++++ Given records

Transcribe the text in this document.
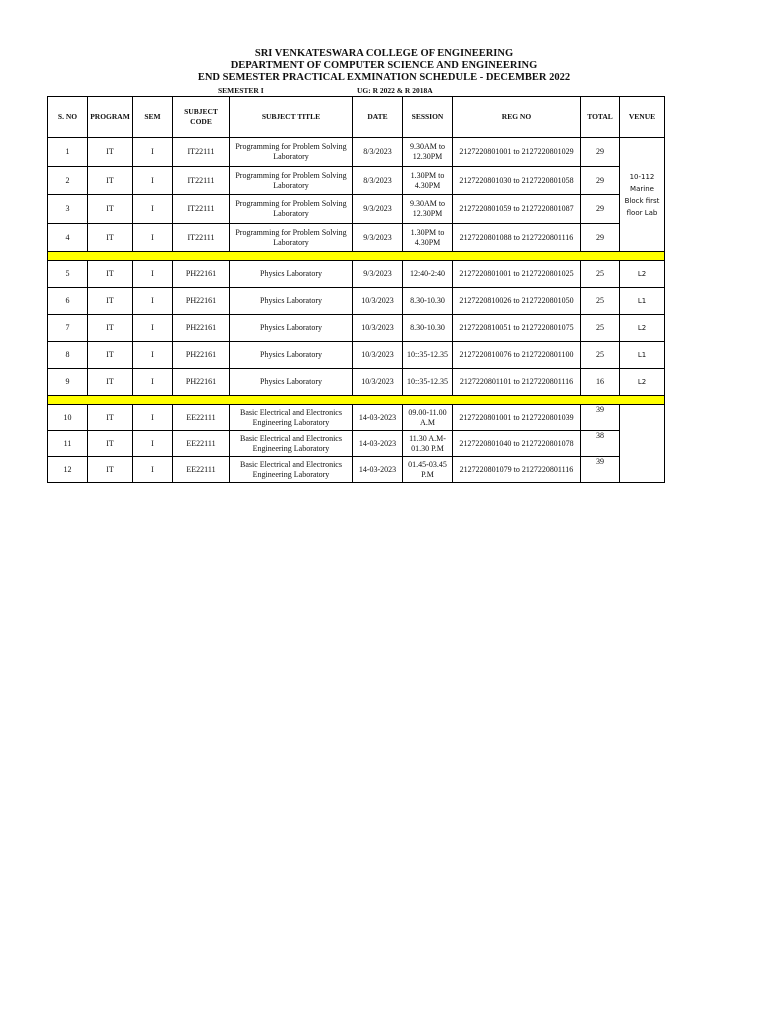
SRI VENKATESWARA COLLEGE OF ENGINEERING
DEPARTMENT OF COMPUTER SCIENCE AND ENGINEERING
END SEMESTER PRACTICAL EXMINATION SCHEDULE - DECEMBER 2022
SEMESTER I	UG: R 2022 & R 2018A
S. NO	PROGRAM	SEM	SUBJECT CODE	SUBJECT TITLE	DATE	SESSION	REG NO	TOTAL	VENUE
1	IT	I	IT22111	Programming for Problem Solving Laboratory	8/3/2023	9.30AM to 12.30PM	2127220801001 to 2127220801029	29	10-112 Marine Block first floor Lab
2	IT	I	IT22111	Programming for Problem Solving Laboratory	8/3/2023	1.30PM to 4.30PM	2127220801030 to 2127220801058	29	
3	IT	I	IT22111	Programming for Problem Solving Laboratory	9/3/2023	9.30AM to 12.30PM	2127220801059 to 2127220801087	29	
4	IT	I	IT22111	Programming for Problem Solving Laboratory	9/3/2023	1.30PM to 4.30PM	2127220801088 to 2127220801116	29	

5	IT	I	PH22161	Physics Laboratory	9/3/2023	12:40-2:40	2127220801001 to 2127220801025	25	L2
6	IT	I	PH22161	Physics Laboratory	10/3/2023	8.30-10.30	2127220810026 to 2127220801050	25	L1
7	IT	I	PH22161	Physics Laboratory	10/3/2023	8.30-10.30	2127220810051 to 2127220801075	25	L2
8	IT	I	PH22161	Physics Laboratory	10/3/2023	10::35-12.35	2127220810076 to 2127220801100	25	L1
9	IT	I	PH22161	Physics Laboratory	10/3/2023	10::35-12.35	2127220801101 to 2127220801116	16	L2

10	IT	I	EE22111	Basic Electrical and Electronics Engineering Laboratory	14-03-2023	09.00-11.00 A.M	2127220801001 to 2127220801039	39	
11	IT	I	EE22111	Basic Electrical and Electronics Engineering Laboratory	14-03-2023	11.30 A.M-01.30 P.M	2127220801040 to 2127220801078	38	
12	IT	I	EE22111	Basic Electrical and Electronics Engineering Laboratory	14-03-2023	01.45-03.45 P.M	2127220801079 to 2127220801116	39	
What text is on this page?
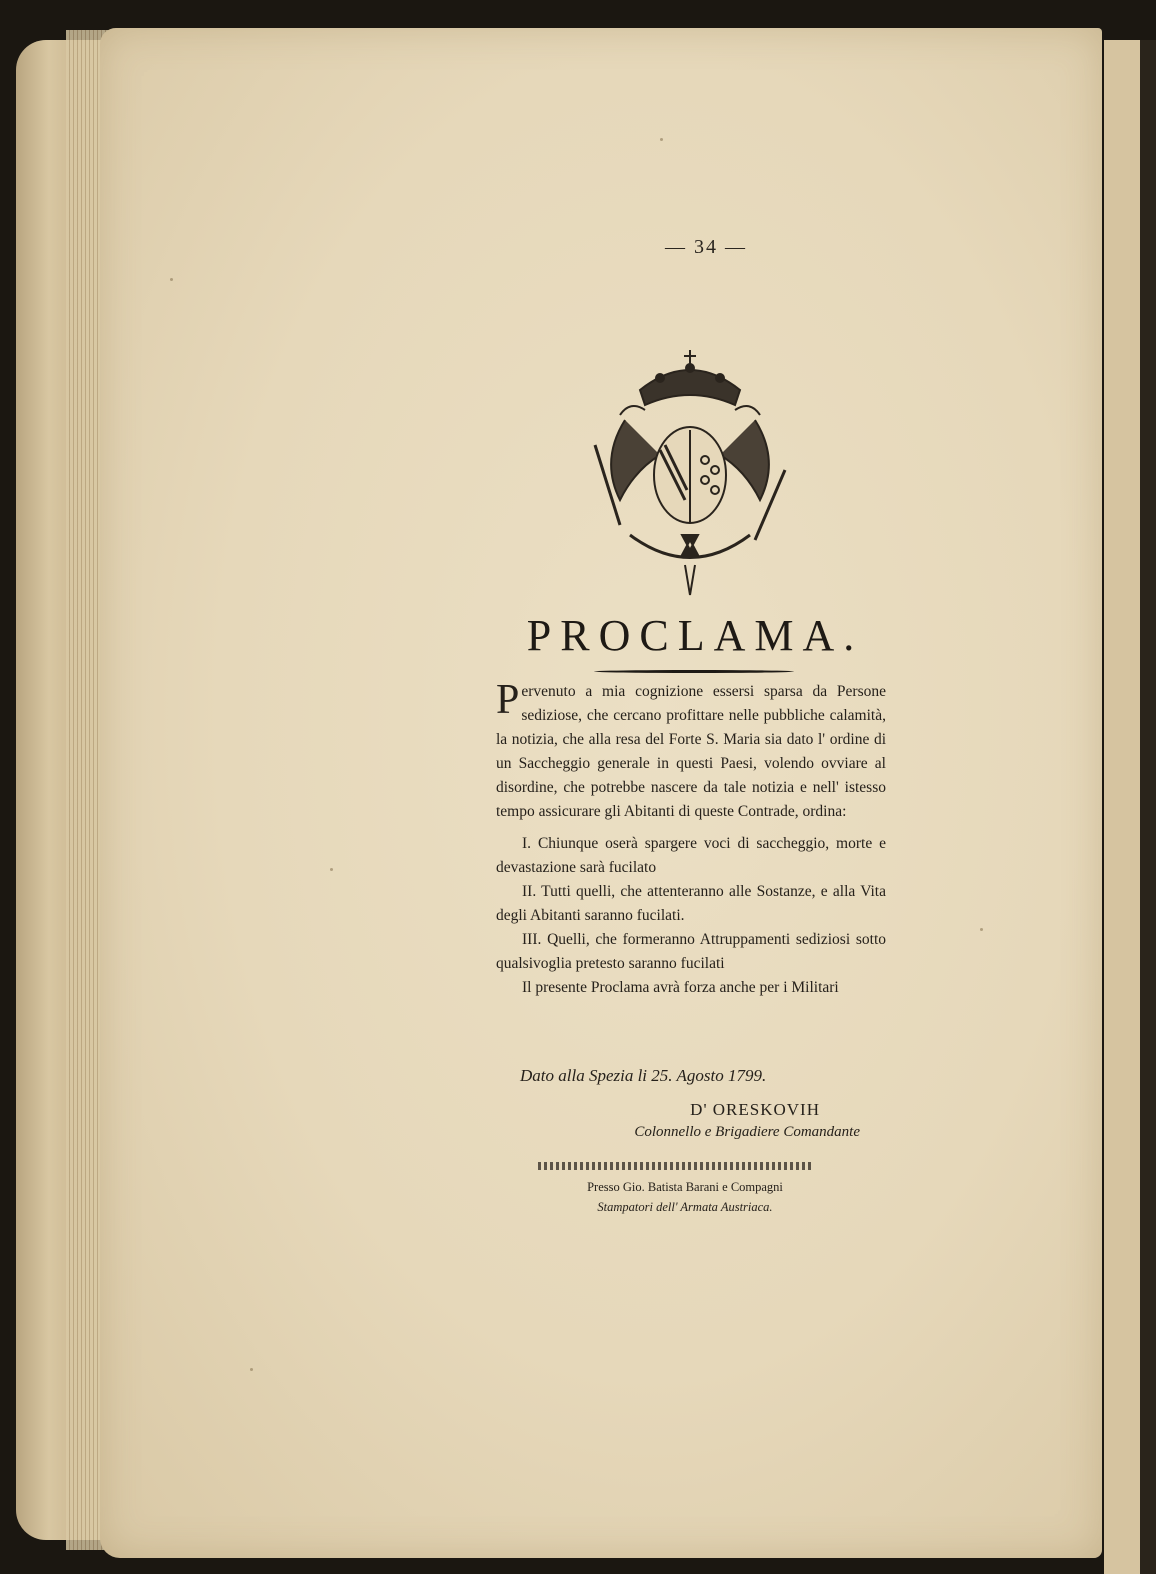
— 34 —
PROCLAMA.

Pervenuto a mia cognizione essersi sparsa da Persone sediziose, che cercano profittare nelle pubbliche calamità, la notizia, che alla resa del Forte S. Maria sia dato l' ordine di un Saccheggio generale in questi Paesi, volendo ovviare al disordine, che potrebbe nascere da tale notizia e nell' istesso tempo assicurare gli Abitanti di queste Contrade, ordina:

I. Chiunque oserà spargere voci di saccheggio, morte e devastazione sarà fucilato

II. Tutti quelli, che attenteranno alle Sostanze, e alla Vita degli Abitanti saranno fucilati.

III. Quelli, che formeranno Attruppamenti sediziosi sotto qualsivoglia pretesto saranno fucilati

Il presente Proclama avrà forza anche per i Militari

Dato alla Spezia li 25. Agosto 1799.
D' ORESKOVIH
Colonnello e Brigadiere Comandante
Presso Gio. Batista Barani e Compagni
Stampatori dell' Armata Austriaca.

++++++++

State how many lines in the records above contain the word "Problem", and give only that number.

→ Answer for this exercise: 4